Instruções
A) Responda a estas perguntas sobre o texto selecionado:
(i) Que nome tinha a gatinha branca?
(ii) Onde passava o avô as tardes?
(iii) Segundo o comentário de antonior, de que é feita a água que corre no rio?
B) Segundo o texto selecionado, porque é que a outra avó, mãe da mãe, não deixou marcas tão fundas? Responda em uma a três frases.
C) No texto selecionado, reescreva em forma de lista o parágrafo que começa por "Primeiro foi a Princesa", mantendo os factos principais.

Texto selecionado
____
27/09/2009

Tatuagens Escondidas [1]

A morte... ainda não consigo escrever sobre isto com tranquilidade. Mas forço-me a fazê-lo nestas páginas soltas deste quase-diário. Preciso de espantar os meus fantasmas, resolver ou perdoar-me as minhas culpas, desfazer as tatuagens escondidas.
Primeiro foi a Princesa, a gatinha branca que conhecia os meus passos, que miava para mim como se estivesse a falar comigo, que se coçava nas minhas pernas para dar e receber mimo; depois foi o avô, que passava as tardes sentado na cadeira no patim, junto de quem eu brincava de o imitar a abrir a boca, e que me ensinava lengalengas e as primeiras letras; recentemente, a avó, a minha maior amiga, da qual eu ainda não consigo deixar de sentir um peso no peito e um nó na garganta. Pelo meio, um menino vizinho que estava doente, e também a outra avó, mãe da mãe, mas dela não tenho marcas tão fundas porque não passava tanto tempo com ela, só a via mais ao domingo depois da catequese. Quando morreu, há uns anos, eu fiquei a brincar no jardim até ser severamente repreendida; foi quando percebi que se não se podia brincar era porque a morte era um acontecimento muito triste e sisudo, em que se tinha de chorar, estar sempre a chorar, mesmo que naquela hora não se sentisse vontade. Então eu pensava que havia alguma coisa errada comigo, por preferir ficar no jardim, sem conseguir aguentar aquele ambiente de tristeza e choro em que eu, menina sempre tão chorona por tudo e por nada, me sentia triste e muito abalada, mas não conseguia chorar.

16 comentários:

antonior disse...

Esse rio, sempre coberto por neblinas de prata só atravessado esclarece o mistério das margens. Os viajantes , dele sentem temor e evitam aproximar-se. Mas todos os caminhos lá vão dar, suavemente ou com um ranger de ossos.
A água que corre é de lágrimas feita, das lágrimas que não conseguimos chorar...
____
Dados extraídos
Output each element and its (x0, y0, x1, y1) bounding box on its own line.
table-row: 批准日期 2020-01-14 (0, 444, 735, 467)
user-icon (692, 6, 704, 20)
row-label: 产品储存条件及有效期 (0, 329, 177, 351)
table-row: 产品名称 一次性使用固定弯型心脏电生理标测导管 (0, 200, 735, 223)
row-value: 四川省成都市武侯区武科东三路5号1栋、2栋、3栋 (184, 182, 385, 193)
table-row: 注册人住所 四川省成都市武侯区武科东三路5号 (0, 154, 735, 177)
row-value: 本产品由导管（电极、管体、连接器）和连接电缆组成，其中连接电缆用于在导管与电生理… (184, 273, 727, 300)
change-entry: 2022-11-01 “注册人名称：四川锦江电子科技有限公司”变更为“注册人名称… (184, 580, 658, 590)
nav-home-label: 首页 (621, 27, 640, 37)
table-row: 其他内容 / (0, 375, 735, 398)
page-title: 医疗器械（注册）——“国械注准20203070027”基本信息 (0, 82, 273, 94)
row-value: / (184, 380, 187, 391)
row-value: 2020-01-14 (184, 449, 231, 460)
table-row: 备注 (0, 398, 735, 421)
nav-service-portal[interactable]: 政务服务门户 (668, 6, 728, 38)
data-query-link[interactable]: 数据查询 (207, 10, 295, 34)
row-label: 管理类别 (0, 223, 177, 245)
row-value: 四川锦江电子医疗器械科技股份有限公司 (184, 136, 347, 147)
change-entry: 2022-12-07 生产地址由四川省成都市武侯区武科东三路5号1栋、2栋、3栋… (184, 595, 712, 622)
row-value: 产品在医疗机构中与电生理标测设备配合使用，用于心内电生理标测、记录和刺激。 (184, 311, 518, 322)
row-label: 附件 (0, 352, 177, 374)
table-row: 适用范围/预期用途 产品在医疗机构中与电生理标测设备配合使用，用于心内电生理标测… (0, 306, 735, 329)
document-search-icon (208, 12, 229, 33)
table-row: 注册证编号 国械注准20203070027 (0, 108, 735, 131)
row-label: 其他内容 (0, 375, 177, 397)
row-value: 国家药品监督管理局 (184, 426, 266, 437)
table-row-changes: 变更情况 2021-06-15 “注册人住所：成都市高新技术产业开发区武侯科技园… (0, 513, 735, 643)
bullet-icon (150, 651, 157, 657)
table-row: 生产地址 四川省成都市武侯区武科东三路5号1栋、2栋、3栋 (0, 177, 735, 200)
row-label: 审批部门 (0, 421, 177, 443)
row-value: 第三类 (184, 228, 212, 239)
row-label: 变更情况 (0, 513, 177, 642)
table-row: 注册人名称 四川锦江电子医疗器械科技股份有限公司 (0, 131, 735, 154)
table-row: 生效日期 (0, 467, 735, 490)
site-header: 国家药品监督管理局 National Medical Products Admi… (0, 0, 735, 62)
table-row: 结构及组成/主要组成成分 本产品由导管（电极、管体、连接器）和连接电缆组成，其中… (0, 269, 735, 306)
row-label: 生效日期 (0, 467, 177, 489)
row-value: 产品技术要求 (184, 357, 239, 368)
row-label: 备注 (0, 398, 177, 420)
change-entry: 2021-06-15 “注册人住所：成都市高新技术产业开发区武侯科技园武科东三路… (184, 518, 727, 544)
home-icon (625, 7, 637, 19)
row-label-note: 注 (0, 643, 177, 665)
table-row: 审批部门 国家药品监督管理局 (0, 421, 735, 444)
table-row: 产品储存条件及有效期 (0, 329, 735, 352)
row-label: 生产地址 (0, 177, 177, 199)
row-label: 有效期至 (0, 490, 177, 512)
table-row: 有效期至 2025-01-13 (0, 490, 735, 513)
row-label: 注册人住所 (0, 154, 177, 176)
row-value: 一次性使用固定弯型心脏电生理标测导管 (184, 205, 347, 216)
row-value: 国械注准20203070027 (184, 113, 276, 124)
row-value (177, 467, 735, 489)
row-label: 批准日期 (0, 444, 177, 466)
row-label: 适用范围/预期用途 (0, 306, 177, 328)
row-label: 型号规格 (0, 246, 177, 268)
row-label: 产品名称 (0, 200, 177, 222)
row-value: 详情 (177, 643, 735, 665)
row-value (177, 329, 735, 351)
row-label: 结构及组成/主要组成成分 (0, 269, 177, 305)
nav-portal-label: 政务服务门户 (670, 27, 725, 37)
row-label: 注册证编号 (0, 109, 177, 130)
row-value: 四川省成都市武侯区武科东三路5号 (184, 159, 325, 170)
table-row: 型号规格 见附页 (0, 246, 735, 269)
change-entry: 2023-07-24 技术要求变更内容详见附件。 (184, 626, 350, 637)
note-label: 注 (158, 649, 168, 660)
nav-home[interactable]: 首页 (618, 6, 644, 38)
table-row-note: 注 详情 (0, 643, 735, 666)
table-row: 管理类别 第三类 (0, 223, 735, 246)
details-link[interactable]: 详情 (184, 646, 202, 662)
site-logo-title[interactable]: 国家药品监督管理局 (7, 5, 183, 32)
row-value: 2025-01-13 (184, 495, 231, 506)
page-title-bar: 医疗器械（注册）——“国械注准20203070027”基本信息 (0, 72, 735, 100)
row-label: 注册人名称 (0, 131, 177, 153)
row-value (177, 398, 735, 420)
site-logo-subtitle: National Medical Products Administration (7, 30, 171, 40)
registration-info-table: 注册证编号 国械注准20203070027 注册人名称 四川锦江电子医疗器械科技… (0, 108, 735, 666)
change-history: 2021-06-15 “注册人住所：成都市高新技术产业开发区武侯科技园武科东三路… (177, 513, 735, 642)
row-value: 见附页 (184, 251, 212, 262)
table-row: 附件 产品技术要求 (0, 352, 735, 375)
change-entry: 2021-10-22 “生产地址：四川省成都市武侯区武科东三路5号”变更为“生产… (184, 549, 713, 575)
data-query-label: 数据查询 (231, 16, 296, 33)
____
Resultados
A)
(i) Princesa.
(ii) Sentado na cadeira no patim.
(iii) De lágrimas, das lágrimas que não conseguimos chorar.

B) Não deixou marcas tão fundas porque não passava tanto tempo com ela. Só a via mais ao domingo, depois da catequese.

C)
- A Princesa, a gatinha branca, conhecia os meus passos, miava como se falasse comigo e coçava-se nas minhas pernas para dar e receber mimo.
- O avô passava as tardes na cadeira no patim. Eu brincava junto dele a imitá-lo a abrir a boca, e ele ensinava-me lengalengas e as primeiras letras.
- Recentemente morreu a avó, a minha maior amiga. Ainda sinto por ela um peso no peito e um nó na garganta.
- Pelo meio morreram um menino vizinho que estava doente e a outra avó, mãe da mãe. Desta não tenho marcas tão fundas, porque só a via mais ao domingo, depois da catequese.
- Quando ela morreu, fiquei a brincar no jardim até ser severamente repreendida. Percebi então que a morte era um acontecimento triste e sisudo, em que se tinha de chorar sempre, mesmo sem vontade.
- Pensava que havia algo errado comigo por preferir o jardim. Era uma menina chorona por tudo e por nada, e sentia-me triste e abalada, mas não conseguia chorar.